» Exercise task:
Gather all lines from the material that contain the word "when".

» Data listing:
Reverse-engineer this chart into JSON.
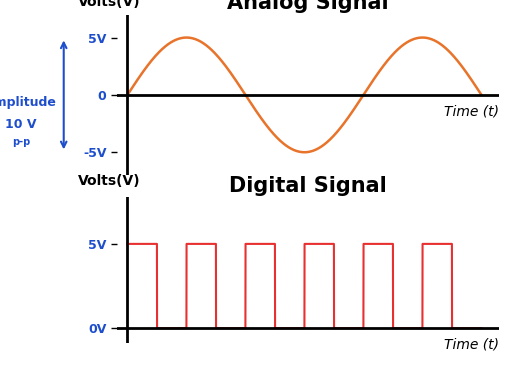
{
  "analog_title": "Analog Signal",
  "digital_title": "Digital Signal",
  "analog_ylabel": "Volts(V)",
  "digital_ylabel": "Volts(V)",
  "xlabel": "Time (t)",
  "analog_amplitude": 5,
  "analog_frequency": 1.5,
  "analog_color": "#E8732A",
  "digital_color": "#E83030",
  "axis_color": "#000000",
  "label_color_blue": "#1E4ECC",
  "sine_ylim": [
    -7,
    7
  ],
  "square_ylim": [
    -0.8,
    7
  ],
  "amplitude_label": "Amplitude",
  "amplitude_sub": "10 V",
  "amplitude_sub2": "p-p",
  "tick_5v": "5V",
  "tick_neg5v": "-5V",
  "tick_0": "0",
  "tick_5v_digital": "5V",
  "tick_0v_digital": "0V",
  "title_fontsize": 15,
  "label_fontsize": 10,
  "tick_fontsize": 9,
  "bg_color": "#FFFFFF"
}
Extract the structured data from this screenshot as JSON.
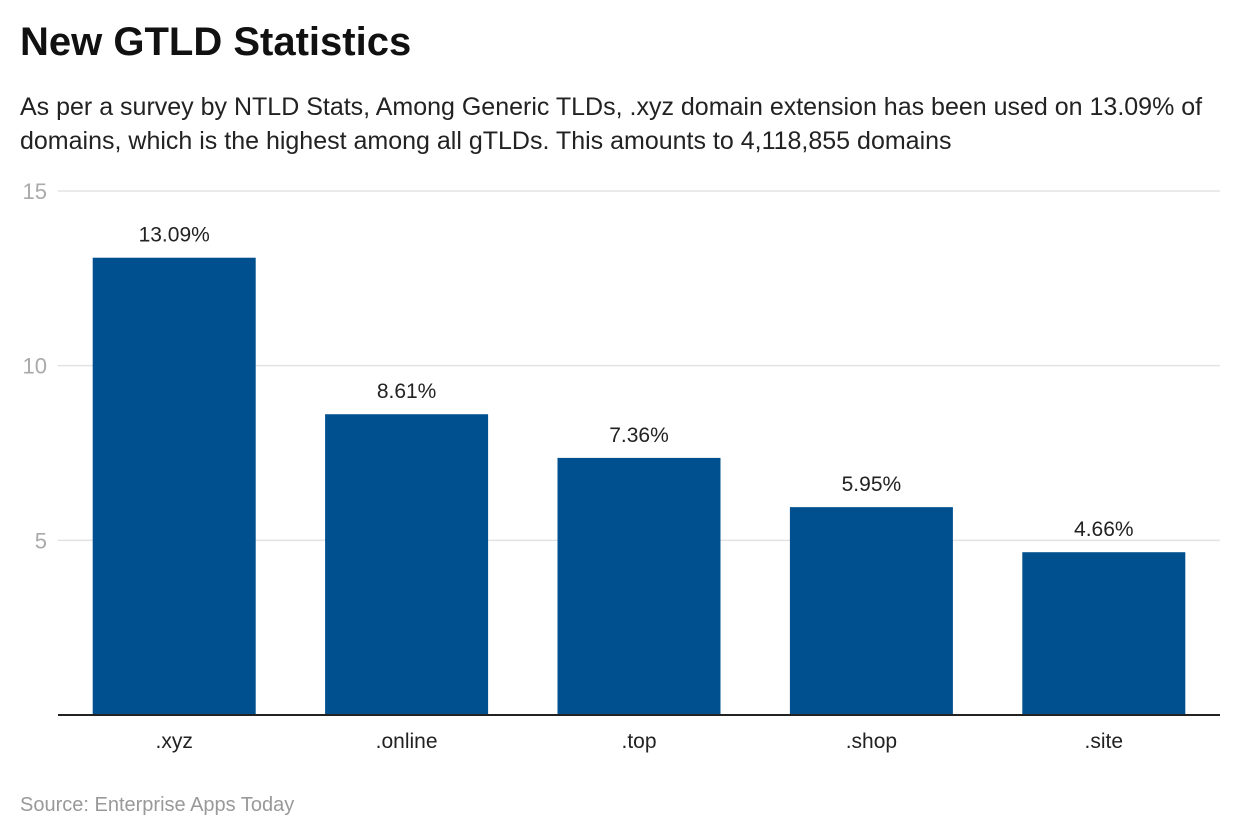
{
  "chart_data": {
    "type": "bar",
    "title": "New GTLD Statistics",
    "subtitle": "As per a survey by NTLD Stats, Among Generic TLDs, .xyz domain extension has been used on 13.09% of domains, which is the highest among all gTLDs. This amounts to 4,118,855 domains",
    "categories": [
      ".xyz",
      ".online",
      ".top",
      ".shop",
      ".site"
    ],
    "values": [
      13.09,
      8.61,
      7.36,
      5.95,
      4.66
    ],
    "data_labels": [
      "13.09%",
      "8.61%",
      "7.36%",
      "5.95%",
      "4.66%"
    ],
    "xlabel": "",
    "ylabel": "",
    "ylim": [
      0,
      15
    ],
    "yticks": [
      5,
      10,
      15
    ],
    "grid": true,
    "bar_color": "#00508f",
    "source": "Source: Enterprise Apps Today"
  }
}
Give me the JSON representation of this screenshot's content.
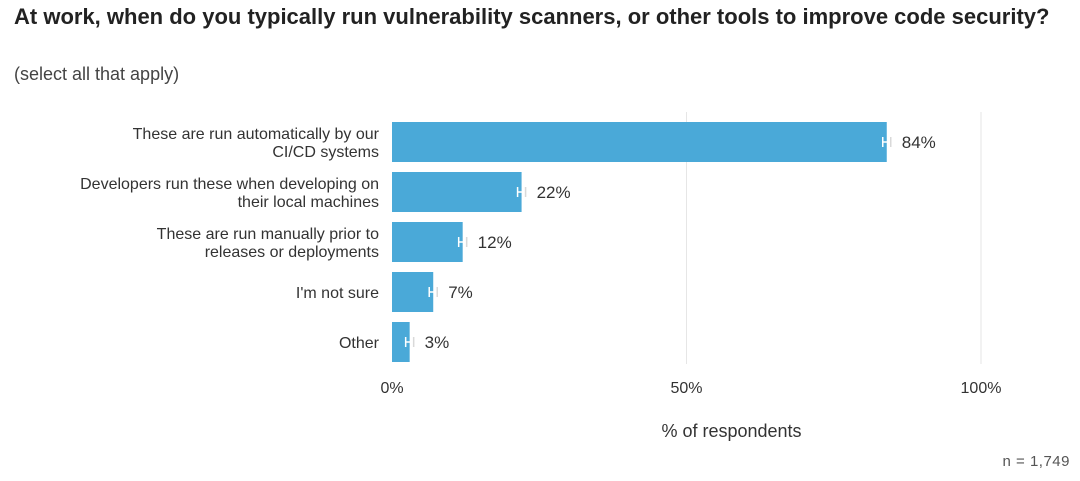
{
  "header": {
    "title": "At work, when do you typically run vulnerability scanners, or other tools to improve code security?",
    "subtitle": "(select all that apply)"
  },
  "footer": {
    "sample": "n = 1,749"
  },
  "colors": {
    "bar": "#4aa9d8",
    "grid": "#e6e6e6",
    "text": "#333333"
  },
  "chart_data": {
    "type": "bar",
    "orientation": "horizontal",
    "categories": [
      [
        "These are run automatically by our",
        "CI/CD systems"
      ],
      [
        "Developers run these when developing on",
        "their local machines"
      ],
      [
        "These are run manually prior to",
        "releases or deployments"
      ],
      [
        "I'm not sure"
      ],
      [
        "Other"
      ]
    ],
    "values": [
      84,
      22,
      12,
      7,
      3
    ],
    "value_labels": [
      "84%",
      "22%",
      "12%",
      "7%",
      "3%"
    ],
    "error_bars": true,
    "xlabel": "% of respondents",
    "xlim": [
      0,
      100
    ],
    "xticks": [
      0,
      50,
      100
    ],
    "xtick_labels": [
      "0%",
      "50%",
      "100%"
    ],
    "grid": true
  }
}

» Worked solution:
    "title": "At work, when do you typically run vulnerability scanners, or other tools to improve code security?",
        "Developers run these when developing on",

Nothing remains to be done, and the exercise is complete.